Quote all lines below exactly. Images stay out.
-- START --
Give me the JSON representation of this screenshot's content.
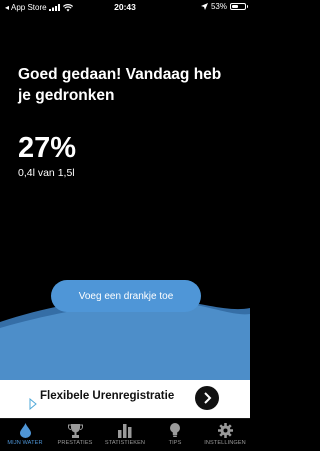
{
  "status_bar": {
    "back_label": "App Store",
    "time": "20:43",
    "battery_percent": "53%",
    "battery_level": 0.53
  },
  "main": {
    "headline": "Goed gedaan! Vandaag heb je gedronken",
    "percent": "27%",
    "amount": "0,4l van 1,5l",
    "add_drink_label": "Voeg een drankje toe",
    "colors": {
      "accent": "#4f96d7",
      "water_light": "#4d8ec9",
      "water_dark": "#356ea6"
    }
  },
  "ad": {
    "text": "Flexibele Urenregistratie"
  },
  "tabs": [
    {
      "label": "MIJN WATER",
      "icon": "water-drop-icon",
      "active": true
    },
    {
      "label": "PRESTATIES",
      "icon": "trophy-icon",
      "active": false
    },
    {
      "label": "STATISTIEKEN",
      "icon": "bar-chart-icon",
      "active": false
    },
    {
      "label": "TIPS",
      "icon": "lightbulb-icon",
      "active": false
    },
    {
      "label": "INSTELLINGEN",
      "icon": "gear-icon",
      "active": false
    }
  ]
}
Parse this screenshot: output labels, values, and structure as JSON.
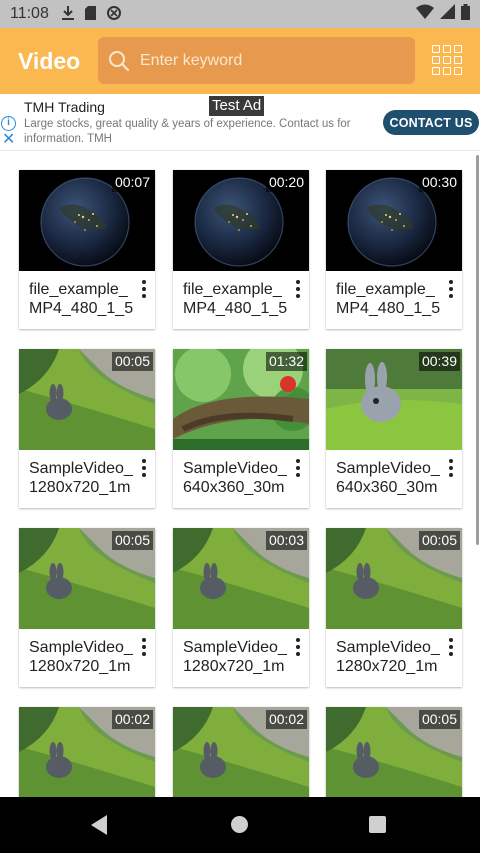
{
  "status_bar": {
    "time": "11:08",
    "icons": [
      "download-icon",
      "sd-card-icon",
      "data-saver-icon"
    ],
    "right_icons": [
      "wifi-icon",
      "signal-icon",
      "battery-icon"
    ]
  },
  "app_bar": {
    "title": "Video",
    "search_placeholder": "Enter keyword",
    "accent_color": "#fcb850",
    "search_bg_color": "#e79a4d"
  },
  "ad": {
    "advertiser": "TMH Trading",
    "label": "Test Ad",
    "description": "Large stocks, great quality & years of experience. Contact us for information. TMH",
    "cta": "CONTACT US",
    "cta_color": "#1f4f6e"
  },
  "videos": [
    {
      "title": "file_example_\nMP4_480_1_5",
      "duration": "00:07",
      "thumb": "earth"
    },
    {
      "title": "file_example_\nMP4_480_1_5",
      "duration": "00:20",
      "thumb": "earth"
    },
    {
      "title": "file_example_\nMP4_480_1_5",
      "duration": "00:30",
      "thumb": "earth"
    },
    {
      "title": "SampleVideo_\n1280x720_1m",
      "duration": "00:05",
      "thumb": "bunny"
    },
    {
      "title": "SampleVideo_\n640x360_30m",
      "duration": "01:32",
      "thumb": "forest"
    },
    {
      "title": "SampleVideo_\n640x360_30m",
      "duration": "00:39",
      "thumb": "bunny-big"
    },
    {
      "title": "SampleVideo_\n1280x720_1m",
      "duration": "00:05",
      "thumb": "bunny"
    },
    {
      "title": "SampleVideo_\n1280x720_1m",
      "duration": "00:03",
      "thumb": "bunny"
    },
    {
      "title": "SampleVideo_\n1280x720_1m",
      "duration": "00:05",
      "thumb": "bunny"
    },
    {
      "title": "",
      "duration": "00:02",
      "thumb": "bunny"
    },
    {
      "title": "",
      "duration": "00:02",
      "thumb": "bunny"
    },
    {
      "title": "",
      "duration": "00:05",
      "thumb": "bunny"
    }
  ]
}
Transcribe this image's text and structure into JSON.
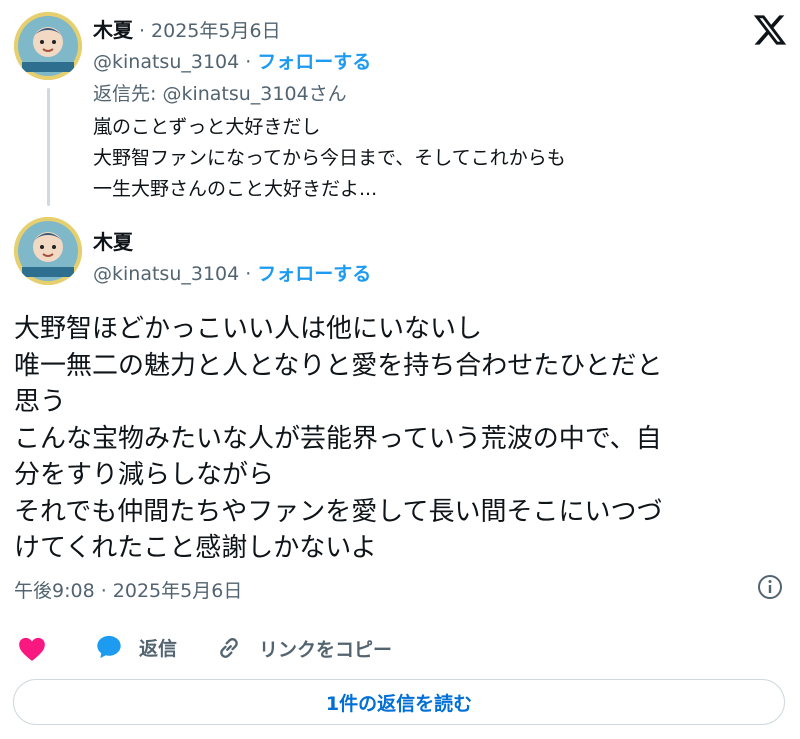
{
  "parent": {
    "author_name": "木夏",
    "separator": "·",
    "date": "2025年5月6日",
    "handle": "@kinatsu_3104",
    "follow_label": "フォローする",
    "reply_to": "返信先: @kinatsu_3104さん",
    "lines": [
      "嵐のことずっと大好きだし",
      "大野智ファンになってから今日まで、そしてこれからも",
      "一生大野さんのこと大好きだよ..."
    ]
  },
  "main": {
    "author_name": "木夏",
    "handle": "@kinatsu_3104",
    "follow_label": "フォローする",
    "lines": [
      "大野智ほどかっこいい人は他にいないし",
      "唯一無二の魅力と人となりと愛を持ち合わせたひとだと",
      "思う",
      "こんな宝物みたいな人が芸能界っていう荒波の中で、自",
      "分をすり減らしながら",
      "それでも仲間たちやファンを愛して長い間そこにいつづ",
      "けてくれたこと感謝しかないよ"
    ],
    "timestamp": "午後9:08 · 2025年5月6日"
  },
  "actions": {
    "reply_label": "返信",
    "copy_link_label": "リンクをコピー"
  },
  "read_replies_label": "1件の返信を読む",
  "colors": {
    "accent": "#1d9bf0",
    "like": "#f91880",
    "muted": "#536471",
    "border": "#cfd9de"
  }
}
-- END --
▸ OUTPUT FOR THIS EXERCISE
Give me the JSON representation of this screenshot's content.
{
  "status_bar": {
    "back_label": "App Store",
    "time": "20:43",
    "battery_percent": "53%",
    "battery_level": 0.53
  },
  "main": {
    "headline": "Goed gedaan! Vandaag heb je gedronken",
    "percent": "27%",
    "amount": "0,4l van 1,5l",
    "add_drink_label": "Voeg een drankje toe",
    "colors": {
      "accent": "#4f96d7",
      "water_light": "#4d8ec9",
      "water_dark": "#356ea6"
    }
  },
  "ad": {
    "text": "Flexibele Urenregistratie"
  },
  "tabs": [
    {
      "label": "MIJN WATER",
      "icon": "water-drop-icon",
      "active": true
    },
    {
      "label": "PRESTATIES",
      "icon": "trophy-icon",
      "active": false
    },
    {
      "label": "STATISTIEKEN",
      "icon": "bar-chart-icon",
      "active": false
    },
    {
      "label": "TIPS",
      "icon": "lightbulb-icon",
      "active": false
    },
    {
      "label": "INSTELLINGEN",
      "icon": "gear-icon",
      "active": false
    }
  ]
}
Parse this screenshot: output labels, values, and structure as JSON.
{
  "status_bar": {
    "time": "11:08",
    "icons": [
      "download-icon",
      "sd-card-icon",
      "data-saver-icon"
    ],
    "right_icons": [
      "wifi-icon",
      "signal-icon",
      "battery-icon"
    ]
  },
  "app_bar": {
    "title": "Video",
    "search_placeholder": "Enter keyword",
    "accent_color": "#fcb850",
    "search_bg_color": "#e79a4d"
  },
  "ad": {
    "advertiser": "TMH Trading",
    "label": "Test Ad",
    "description": "Large stocks, great quality & years of experience. Contact us for information. TMH",
    "cta": "CONTACT US",
    "cta_color": "#1f4f6e"
  },
  "videos": [
    {
      "title": "file_example_\nMP4_480_1_5",
      "duration": "00:07",
      "thumb": "earth"
    },
    {
      "title": "file_example_\nMP4_480_1_5",
      "duration": "00:20",
      "thumb": "earth"
    },
    {
      "title": "file_example_\nMP4_480_1_5",
      "duration": "00:30",
      "thumb": "earth"
    },
    {
      "title": "SampleVideo_\n1280x720_1m",
      "duration": "00:05",
      "thumb": "bunny"
    },
    {
      "title": "SampleVideo_\n640x360_30m",
      "duration": "01:32",
      "thumb": "forest"
    },
    {
      "title": "SampleVideo_\n640x360_30m",
      "duration": "00:39",
      "thumb": "bunny-big"
    },
    {
      "title": "SampleVideo_\n1280x720_1m",
      "duration": "00:05",
      "thumb": "bunny"
    },
    {
      "title": "SampleVideo_\n1280x720_1m",
      "duration": "00:03",
      "thumb": "bunny"
    },
    {
      "title": "SampleVideo_\n1280x720_1m",
      "duration": "00:05",
      "thumb": "bunny"
    },
    {
      "title": "",
      "duration": "00:02",
      "thumb": "bunny"
    },
    {
      "title": "",
      "duration": "00:02",
      "thumb": "bunny"
    },
    {
      "title": "",
      "duration": "00:05",
      "thumb": "bunny"
    }
  ]
}
Transcribe this image's text and structure into JSON.
{
  "parent": {
    "author_name": "木夏",
    "separator": "·",
    "date": "2025年5月6日",
    "handle": "@kinatsu_3104",
    "follow_label": "フォローする",
    "reply_to": "返信先: @kinatsu_3104さん",
    "lines": [
      "嵐のことずっと大好きだし",
      "大野智ファンになってから今日まで、そしてこれからも",
      "一生大野さんのこと大好きだよ..."
    ]
  },
  "main": {
    "author_name": "木夏",
    "handle": "@kinatsu_3104",
    "follow_label": "フォローする",
    "lines": [
      "大野智ほどかっこいい人は他にいないし",
      "唯一無二の魅力と人となりと愛を持ち合わせたひとだと",
      "思う",
      "こんな宝物みたいな人が芸能界っていう荒波の中で、自",
      "分をすり減らしながら",
      "それでも仲間たちやファンを愛して長い間そこにいつづ",
      "けてくれたこと感謝しかないよ"
    ],
    "timestamp": "午後9:08 · 2025年5月6日"
  },
  "actions": {
    "reply_label": "返信",
    "copy_link_label": "リンクをコピー"
  },
  "read_replies_label": "1件の返信を読む",
  "colors": {
    "accent": "#1d9bf0",
    "like": "#f91880",
    "muted": "#536471",
    "border": "#cfd9de"
  }
}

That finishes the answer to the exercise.